(给定文本)
-- -- --

2025年学霸题中题八年级数学下册苏科版第165页答案
3. (2024·常州期末)类比等腰三角形的定义,我们定义:有一组邻边相等的凸四边形叫做“等邻边四边形”.
(1)概念理解
如图①,在四边形$ABCD$中,添加一个条件使得四边形$ABCD$是“等邻边四边形”. 请写出你添加的一个条件_______.
(2)问题探究
如图②,已知$\angle ACB = 90^{\circ}$,$AC = 8$,$BC = 6\sqrt{3}$,将线段$AC$绕点$A$按逆时针方向旋转$60^{\circ}$,得到线段$AD$,连接$DC$、$DB$.
①四边形$ACBD$_______(填“是”或“不是”)“
邻边四边形”;
②求线段$DB$的长度.
(3)拓展应用
如图③,在“等邻边四边形”$ABCD$中,$AB = AD$,$\angle BAD+\angle BCD = 90^{\circ}$,$AC$和$BD$为四边形的对角线,$\triangle BCD$为等边三角形,试探究$AC$和$AB$的数量关系,并说明理由.

答案


(1) $AB = BC$(答案不唯一)
(2) ①是
②过点$D$作$DH\perp BC$于点$H$,如图①.$\because AC = AD$,$\angle CAD = 60^{\circ}$,$\therefore \triangle ACD$为等边三角形,$\therefore AC = CD = 8$,$\angle ACD = 60^{\circ}$.$\because \angle ACB = 90^{\circ}$,$\therefore \angle DCH = 30^{\circ}$,$\therefore CH = 4\sqrt{3}$,$DH = 4$.$\because BC = 6\sqrt{3}$,$\therefore BH = BC - CH = 2\sqrt{3}$,$\therefore DB = \sqrt{DH^2+BH^2} = \sqrt{4^2+(2\sqrt{3})^2} = 2\sqrt{7}$.

-- -- --

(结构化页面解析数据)
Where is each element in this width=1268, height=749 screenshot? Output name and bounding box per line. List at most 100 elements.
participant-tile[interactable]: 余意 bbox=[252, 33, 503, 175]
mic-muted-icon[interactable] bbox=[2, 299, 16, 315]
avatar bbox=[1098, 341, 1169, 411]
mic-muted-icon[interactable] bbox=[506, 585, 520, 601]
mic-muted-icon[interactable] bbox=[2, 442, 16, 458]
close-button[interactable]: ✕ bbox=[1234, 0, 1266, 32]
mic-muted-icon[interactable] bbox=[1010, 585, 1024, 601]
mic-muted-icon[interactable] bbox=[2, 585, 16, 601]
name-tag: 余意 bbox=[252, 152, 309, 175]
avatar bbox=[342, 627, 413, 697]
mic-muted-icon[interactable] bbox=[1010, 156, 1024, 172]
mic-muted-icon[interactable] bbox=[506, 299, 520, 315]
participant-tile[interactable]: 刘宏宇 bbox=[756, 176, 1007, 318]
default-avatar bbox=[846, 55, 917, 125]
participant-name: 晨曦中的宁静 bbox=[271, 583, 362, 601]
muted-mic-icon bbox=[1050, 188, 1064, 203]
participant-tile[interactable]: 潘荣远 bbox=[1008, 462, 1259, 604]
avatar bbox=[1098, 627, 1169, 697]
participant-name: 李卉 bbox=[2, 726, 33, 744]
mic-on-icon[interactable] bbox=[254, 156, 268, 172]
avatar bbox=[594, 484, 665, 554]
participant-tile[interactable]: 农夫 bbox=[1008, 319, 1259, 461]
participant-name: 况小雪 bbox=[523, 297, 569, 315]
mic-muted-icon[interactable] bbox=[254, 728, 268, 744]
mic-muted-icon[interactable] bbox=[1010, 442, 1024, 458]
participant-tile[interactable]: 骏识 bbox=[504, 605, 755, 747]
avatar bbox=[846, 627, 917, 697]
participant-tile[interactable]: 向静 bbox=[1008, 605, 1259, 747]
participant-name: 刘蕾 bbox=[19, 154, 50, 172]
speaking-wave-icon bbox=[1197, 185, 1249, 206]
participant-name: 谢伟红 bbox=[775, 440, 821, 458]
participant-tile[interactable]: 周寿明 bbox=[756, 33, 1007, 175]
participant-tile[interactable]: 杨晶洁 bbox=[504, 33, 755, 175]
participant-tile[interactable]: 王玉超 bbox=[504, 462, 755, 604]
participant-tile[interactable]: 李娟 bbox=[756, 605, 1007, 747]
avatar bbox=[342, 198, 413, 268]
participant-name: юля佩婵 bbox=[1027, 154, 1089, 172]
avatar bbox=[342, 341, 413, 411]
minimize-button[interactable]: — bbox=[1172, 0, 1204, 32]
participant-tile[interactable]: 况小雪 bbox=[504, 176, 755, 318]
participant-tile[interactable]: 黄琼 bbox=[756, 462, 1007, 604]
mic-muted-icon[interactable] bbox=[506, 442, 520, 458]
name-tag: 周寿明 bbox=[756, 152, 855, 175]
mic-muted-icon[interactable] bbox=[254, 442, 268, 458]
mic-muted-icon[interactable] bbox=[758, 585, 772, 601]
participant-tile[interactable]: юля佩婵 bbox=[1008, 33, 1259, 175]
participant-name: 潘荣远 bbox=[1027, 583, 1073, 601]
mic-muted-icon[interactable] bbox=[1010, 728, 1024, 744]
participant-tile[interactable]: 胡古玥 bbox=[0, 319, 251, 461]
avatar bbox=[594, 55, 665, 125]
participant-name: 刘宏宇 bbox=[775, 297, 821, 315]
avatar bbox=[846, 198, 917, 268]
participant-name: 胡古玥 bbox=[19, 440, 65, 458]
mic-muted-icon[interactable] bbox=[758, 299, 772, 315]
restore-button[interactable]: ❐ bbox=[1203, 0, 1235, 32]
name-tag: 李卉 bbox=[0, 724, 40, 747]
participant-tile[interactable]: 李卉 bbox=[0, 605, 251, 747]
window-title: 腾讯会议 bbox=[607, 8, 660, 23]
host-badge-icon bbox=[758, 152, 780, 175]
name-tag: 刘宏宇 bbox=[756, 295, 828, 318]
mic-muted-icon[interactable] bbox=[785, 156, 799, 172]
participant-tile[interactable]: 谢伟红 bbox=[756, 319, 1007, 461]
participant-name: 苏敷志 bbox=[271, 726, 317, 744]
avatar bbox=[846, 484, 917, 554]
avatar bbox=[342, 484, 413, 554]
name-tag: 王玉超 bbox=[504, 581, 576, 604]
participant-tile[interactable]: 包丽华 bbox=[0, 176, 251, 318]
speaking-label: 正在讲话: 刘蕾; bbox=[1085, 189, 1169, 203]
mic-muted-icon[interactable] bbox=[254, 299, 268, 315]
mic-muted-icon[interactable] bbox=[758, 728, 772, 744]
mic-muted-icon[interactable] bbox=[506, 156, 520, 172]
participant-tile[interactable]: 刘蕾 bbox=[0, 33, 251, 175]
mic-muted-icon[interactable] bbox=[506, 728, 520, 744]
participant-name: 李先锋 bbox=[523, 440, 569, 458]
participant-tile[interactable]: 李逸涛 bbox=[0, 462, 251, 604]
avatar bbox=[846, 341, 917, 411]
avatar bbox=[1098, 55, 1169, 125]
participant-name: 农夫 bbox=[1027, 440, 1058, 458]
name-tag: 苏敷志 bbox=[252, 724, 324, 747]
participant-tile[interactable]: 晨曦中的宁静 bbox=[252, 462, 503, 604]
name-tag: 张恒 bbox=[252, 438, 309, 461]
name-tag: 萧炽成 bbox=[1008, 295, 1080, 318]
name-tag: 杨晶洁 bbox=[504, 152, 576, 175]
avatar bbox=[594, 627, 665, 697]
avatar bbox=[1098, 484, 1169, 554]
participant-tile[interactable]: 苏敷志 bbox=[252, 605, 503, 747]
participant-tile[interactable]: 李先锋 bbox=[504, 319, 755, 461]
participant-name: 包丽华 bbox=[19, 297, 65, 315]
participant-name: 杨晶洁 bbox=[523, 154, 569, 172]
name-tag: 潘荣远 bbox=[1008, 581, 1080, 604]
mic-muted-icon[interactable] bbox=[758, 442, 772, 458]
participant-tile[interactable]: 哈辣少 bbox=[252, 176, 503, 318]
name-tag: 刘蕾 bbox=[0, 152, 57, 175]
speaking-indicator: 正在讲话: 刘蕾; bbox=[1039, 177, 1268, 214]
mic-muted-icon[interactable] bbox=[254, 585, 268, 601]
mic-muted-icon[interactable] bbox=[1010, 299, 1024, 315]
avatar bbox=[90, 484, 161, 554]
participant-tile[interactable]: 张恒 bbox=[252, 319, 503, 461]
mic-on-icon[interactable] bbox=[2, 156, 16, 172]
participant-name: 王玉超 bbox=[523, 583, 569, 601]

-- -- --

(操作要求)
请照抄给定文本中从“2025年学霸题中题八年级数学下册苏科版第165页答案”到“加的一个条件_______.”的内容，首尾两处均包括在内。

(练习结果)
2025年学霸题中题八年级数学下册苏科版第165页答案
3. (2024·常州期末)类比等腰三角形的定义,我们定义:有一组邻边相等的凸四边形叫做“等邻边四边形”.
(1)概念理解
如图①,在四边形$ABCD$中,添加一个条件使得四边形$ABCD$是“等邻边四边形”. 请写出你添加的一个条件_______.